Video message urges more people to come forward to join the debate on adult mental health services

ingoodmentalhealthThere’s still time to have your say about adult mental health services in Norfolk and Waveney, with local people being urged to join the conversation to help take the plans to the “next step and make it real.”

A draft strategy has been developed with input from thousands of local people as part of a review of adult mental health services being overseen by the Norfolk and Waveney Sustainability and Transformation Partnership (STP), which is made up of partners in health and social care.

Now, Rt Hon Patricia Hewitt, Independent Chair of the STP, together with Dr Tony Palframan, Chair of the STP mental health forum, appear in a short video published online to discuss why the strategy is needed and some of the issues affecting mental health services.
You can watch the video at https://www.youtube.com/watch?v=NmemwIqtEwI

They also urge more local people to give their views on the draft strategy which can be found online here https://www.healthwatchnorfolk.co.uk/ingoodhealth/stp-mental-health/

In the video, Patricia Hewitt calls on local people to look at the strategy and comment on it, saying: “Give us your comments online, through a letter, or in a meeting. Please get involved with us so we can take this to the next step and make it real.”

People can also give their views about adult mental health services via an online survey https://www.smartsurvey.co.uk/s/NWMHStrategyDraftFeedback/

She also explains the need for the draft mental health strategy, saying: “We have spent a lot of time over the last four of five months listening to patients and service users, carers and staff, and what we are hearing is people are very pleased with the support and the caring that they are getting from a lot of NHS staff but overall the services simply are not good enough.

| RECORDS SHOWN |

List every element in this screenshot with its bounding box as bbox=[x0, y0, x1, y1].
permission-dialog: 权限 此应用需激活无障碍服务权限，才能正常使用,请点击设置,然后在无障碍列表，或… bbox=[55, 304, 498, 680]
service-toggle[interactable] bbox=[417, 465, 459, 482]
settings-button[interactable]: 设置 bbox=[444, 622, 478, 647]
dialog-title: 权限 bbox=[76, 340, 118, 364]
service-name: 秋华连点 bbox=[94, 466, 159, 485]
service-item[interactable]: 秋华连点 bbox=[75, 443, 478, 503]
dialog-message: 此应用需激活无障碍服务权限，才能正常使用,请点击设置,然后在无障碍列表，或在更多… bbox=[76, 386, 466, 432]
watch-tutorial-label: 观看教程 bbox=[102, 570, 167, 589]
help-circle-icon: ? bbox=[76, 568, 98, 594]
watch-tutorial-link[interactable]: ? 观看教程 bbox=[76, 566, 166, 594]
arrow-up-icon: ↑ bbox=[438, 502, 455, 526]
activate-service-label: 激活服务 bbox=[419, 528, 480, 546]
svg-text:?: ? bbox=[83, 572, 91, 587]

| AIM OF THE TASK |
Decide whether each statement below agrees with the article on adult mental health services in Norfolk and Waveney, answering yes or no and quoting the deciding words of the article.
1. The draft strategy was developed with input from thousands of local people.
2. Dr Tony Palframan is the Independent Chair of the STP.
3. Patricia Hewitt reports that people are unhappy with the caring they get from NHS staff.

| WRITTEN RESPONSE |
1. Yes: "A draft strategy has been developed with input from thousands of local people"
2. No: "Rt Hon Patricia Hewitt, Independent Chair of the STP, together with Dr Tony Palframan, Chair of the STP mental health forum"
3. No: "people are very pleased with the support and the caring that they are getting from a lot of NHS staff"